* _Task to complete_
Omit every picture while repeating the entries exactly.

(Collected data)
========================================================================
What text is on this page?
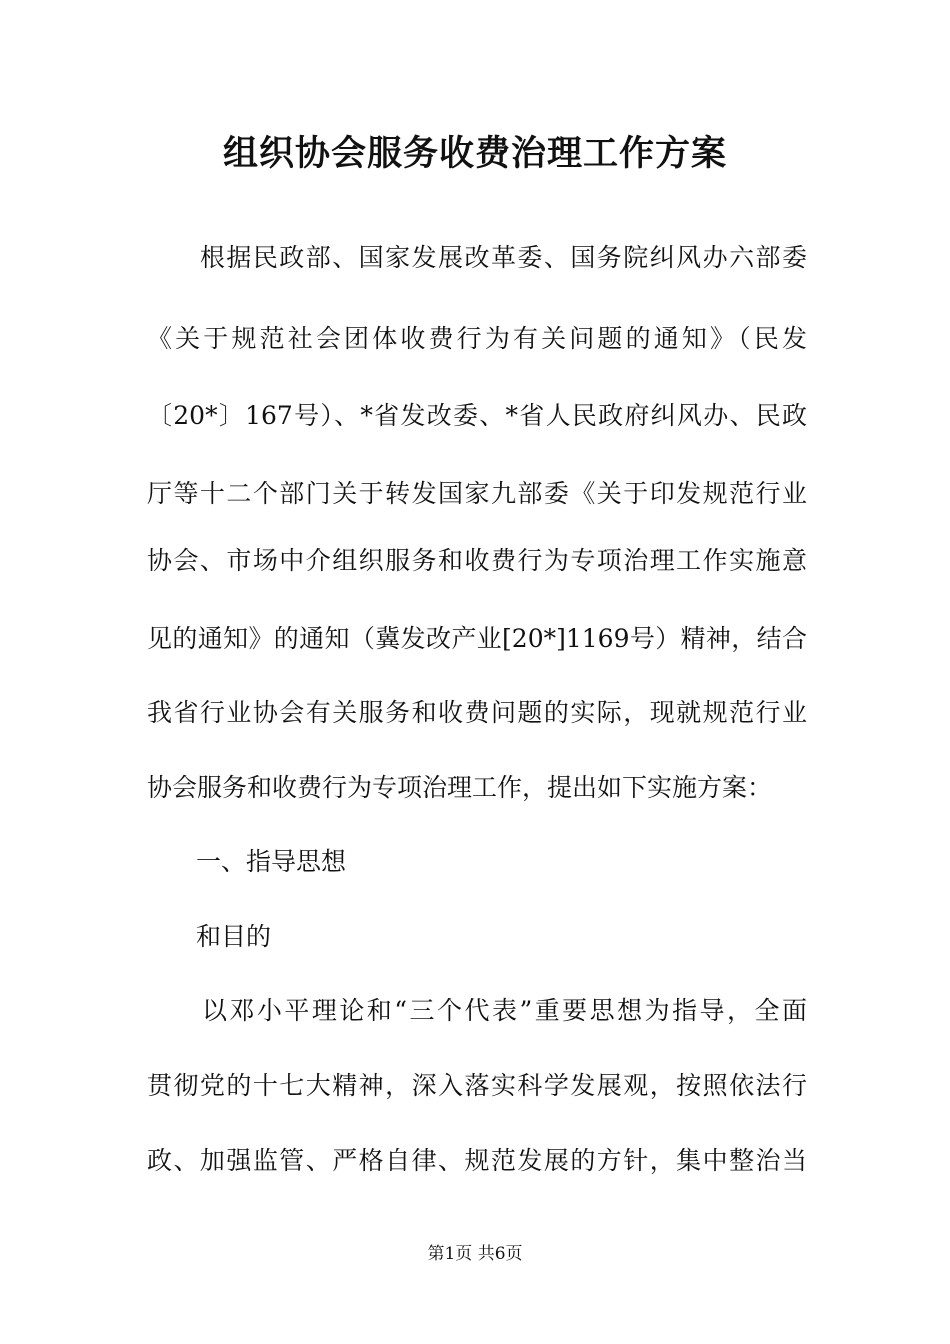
组织协会服务收费治理工作方案
　　根据民政部、国家发展改革委、国务院纠风办六部委
《关于规范社会团体收费行为有关问题的通知》（民发
〔20*〕167号）、*省发改委、*省人民政府纠风办、民政
厅等十二个部门关于转发国家九部委《关于印发规范行业
协会、市场中介组织服务和收费行为专项治理工作实施意
见的通知》的通知（冀发改产业[20*]1169号）精神，结合
我省行业协会有关服务和收费问题的实际，现就规范行业
协会服务和收费行为专项治理工作，提出如下实施方案：
一、指导思想
和目的
　　以邓小平理论和“三个代表”重要思想为指导，全面
贯彻党的十七大精神，深入落实科学发展观，按照依法行
政、加强监管、严格自律、规范发展的方针，集中整治当
第1页 共6页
========================================================================
* _Right answer_
What text is on this page?
组织协会服务收费治理工作方案
　　根据民政部、国家发展改革委、国务院纠风办六部委
《关于规范社会团体收费行为有关问题的通知》（民发
〔20*〕167号）、*省发改委、*省人民政府纠风办、民政
厅等十二个部门关于转发国家九部委《关于印发规范行业
协会、市场中介组织服务和收费行为专项治理工作实施意
见的通知》的通知（冀发改产业[20*]1169号）精神，结合
我省行业协会有关服务和收费问题的实际，现就规范行业
协会服务和收费行为专项治理工作，提出如下实施方案：
一、指导思想
和目的
　　以邓小平理论和“三个代表”重要思想为指导，全面
贯彻党的十七大精神，深入落实科学发展观，按照依法行
政、加强监管、严格自律、规范发展的方针，集中整治当
第1页 共6页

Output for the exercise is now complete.